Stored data
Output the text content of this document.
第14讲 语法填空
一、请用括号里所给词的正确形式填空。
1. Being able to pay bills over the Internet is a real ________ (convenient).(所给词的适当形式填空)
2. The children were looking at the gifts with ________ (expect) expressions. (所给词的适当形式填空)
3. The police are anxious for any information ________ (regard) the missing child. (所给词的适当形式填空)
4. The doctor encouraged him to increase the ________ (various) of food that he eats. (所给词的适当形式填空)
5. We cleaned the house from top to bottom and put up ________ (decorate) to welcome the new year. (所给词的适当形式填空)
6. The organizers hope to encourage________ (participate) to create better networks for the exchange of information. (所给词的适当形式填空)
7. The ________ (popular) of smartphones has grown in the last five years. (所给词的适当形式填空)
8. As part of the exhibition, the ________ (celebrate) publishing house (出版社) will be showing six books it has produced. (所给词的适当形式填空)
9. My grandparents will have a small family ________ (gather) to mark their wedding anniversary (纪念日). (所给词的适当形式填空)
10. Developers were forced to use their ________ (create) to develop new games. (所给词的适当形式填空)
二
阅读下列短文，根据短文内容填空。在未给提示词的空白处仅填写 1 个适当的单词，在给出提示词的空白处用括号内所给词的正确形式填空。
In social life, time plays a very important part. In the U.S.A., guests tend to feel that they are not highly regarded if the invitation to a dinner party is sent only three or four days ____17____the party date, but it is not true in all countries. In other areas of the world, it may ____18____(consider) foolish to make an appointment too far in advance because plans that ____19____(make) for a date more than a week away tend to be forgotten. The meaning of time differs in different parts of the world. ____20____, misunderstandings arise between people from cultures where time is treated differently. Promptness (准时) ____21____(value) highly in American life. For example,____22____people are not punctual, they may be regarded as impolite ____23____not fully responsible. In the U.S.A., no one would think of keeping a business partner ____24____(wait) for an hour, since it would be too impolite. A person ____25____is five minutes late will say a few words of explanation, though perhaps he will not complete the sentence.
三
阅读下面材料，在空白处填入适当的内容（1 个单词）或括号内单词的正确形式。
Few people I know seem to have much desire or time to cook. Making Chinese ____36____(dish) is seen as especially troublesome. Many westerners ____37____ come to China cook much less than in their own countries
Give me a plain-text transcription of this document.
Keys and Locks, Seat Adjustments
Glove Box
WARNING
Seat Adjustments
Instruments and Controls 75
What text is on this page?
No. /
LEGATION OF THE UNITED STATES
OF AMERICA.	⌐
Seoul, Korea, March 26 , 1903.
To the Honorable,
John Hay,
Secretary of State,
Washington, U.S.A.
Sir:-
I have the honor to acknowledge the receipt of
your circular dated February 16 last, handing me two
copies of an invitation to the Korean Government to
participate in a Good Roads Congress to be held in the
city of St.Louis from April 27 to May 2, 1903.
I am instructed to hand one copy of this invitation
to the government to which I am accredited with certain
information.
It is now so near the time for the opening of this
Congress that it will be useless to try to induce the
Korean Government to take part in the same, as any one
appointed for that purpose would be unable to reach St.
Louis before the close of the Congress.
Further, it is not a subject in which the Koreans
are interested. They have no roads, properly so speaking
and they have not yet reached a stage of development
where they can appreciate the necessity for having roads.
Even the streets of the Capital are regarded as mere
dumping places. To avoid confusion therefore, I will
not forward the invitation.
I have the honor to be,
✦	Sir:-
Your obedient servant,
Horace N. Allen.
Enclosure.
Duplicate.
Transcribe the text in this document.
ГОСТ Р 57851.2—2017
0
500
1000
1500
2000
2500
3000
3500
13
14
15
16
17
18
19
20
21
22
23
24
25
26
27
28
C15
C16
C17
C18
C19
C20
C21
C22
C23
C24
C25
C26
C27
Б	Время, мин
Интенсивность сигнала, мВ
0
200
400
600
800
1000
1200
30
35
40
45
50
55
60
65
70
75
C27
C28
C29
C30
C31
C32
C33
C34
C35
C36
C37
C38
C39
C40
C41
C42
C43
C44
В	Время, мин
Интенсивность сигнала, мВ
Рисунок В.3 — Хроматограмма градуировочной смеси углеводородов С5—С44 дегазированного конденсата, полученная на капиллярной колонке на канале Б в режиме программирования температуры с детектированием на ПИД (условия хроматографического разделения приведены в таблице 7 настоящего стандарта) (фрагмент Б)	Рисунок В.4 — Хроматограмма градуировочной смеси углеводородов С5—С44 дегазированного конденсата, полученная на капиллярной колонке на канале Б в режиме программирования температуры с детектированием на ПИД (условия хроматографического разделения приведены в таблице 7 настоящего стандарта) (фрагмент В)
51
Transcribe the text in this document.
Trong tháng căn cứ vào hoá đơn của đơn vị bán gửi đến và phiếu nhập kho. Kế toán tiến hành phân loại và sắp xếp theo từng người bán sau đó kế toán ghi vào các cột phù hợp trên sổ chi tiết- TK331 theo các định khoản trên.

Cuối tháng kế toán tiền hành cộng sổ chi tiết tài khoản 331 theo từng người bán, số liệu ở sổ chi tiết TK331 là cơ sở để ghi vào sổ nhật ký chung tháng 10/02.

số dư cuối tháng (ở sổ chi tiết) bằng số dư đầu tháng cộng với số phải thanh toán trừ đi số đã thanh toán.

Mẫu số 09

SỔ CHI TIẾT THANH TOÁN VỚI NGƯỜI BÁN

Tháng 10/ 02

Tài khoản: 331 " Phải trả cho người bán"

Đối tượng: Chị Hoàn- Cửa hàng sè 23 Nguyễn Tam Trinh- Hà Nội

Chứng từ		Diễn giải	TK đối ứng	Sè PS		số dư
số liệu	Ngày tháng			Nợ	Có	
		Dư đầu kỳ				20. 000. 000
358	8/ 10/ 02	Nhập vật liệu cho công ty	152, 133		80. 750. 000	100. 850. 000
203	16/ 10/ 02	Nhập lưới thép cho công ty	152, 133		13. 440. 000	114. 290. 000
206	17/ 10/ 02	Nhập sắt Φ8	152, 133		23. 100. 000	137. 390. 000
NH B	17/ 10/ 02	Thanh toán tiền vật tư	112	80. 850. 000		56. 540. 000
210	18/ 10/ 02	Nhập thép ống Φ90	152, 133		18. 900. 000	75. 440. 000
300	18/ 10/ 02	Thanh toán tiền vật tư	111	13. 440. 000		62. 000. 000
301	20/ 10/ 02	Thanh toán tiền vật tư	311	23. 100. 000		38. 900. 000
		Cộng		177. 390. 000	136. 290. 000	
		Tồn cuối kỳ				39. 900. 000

■ **TASK DETAILS**
Find and copy each line above that includes the string "tiền".

■ **OUTPUT OF THE EXERCISE**
Cuối tháng kế toán tiền hành cộng sổ chi tiết tài khoản 331 theo từng người bán, số liệu ở sổ chi tiết TK331 là cơ sở để ghi vào sổ nhật ký chung tháng 10/02.
NH B	17/ 10/ 02	Thanh toán tiền vật tư	112	80. 850. 000		56. 540. 000
300	18/ 10/ 02	Thanh toán tiền vật tư	111	13. 440. 000		62. 000. 000
301	20/ 10/ 02	Thanh toán tiền vật tư	311	23. 100. 000		38. 900. 000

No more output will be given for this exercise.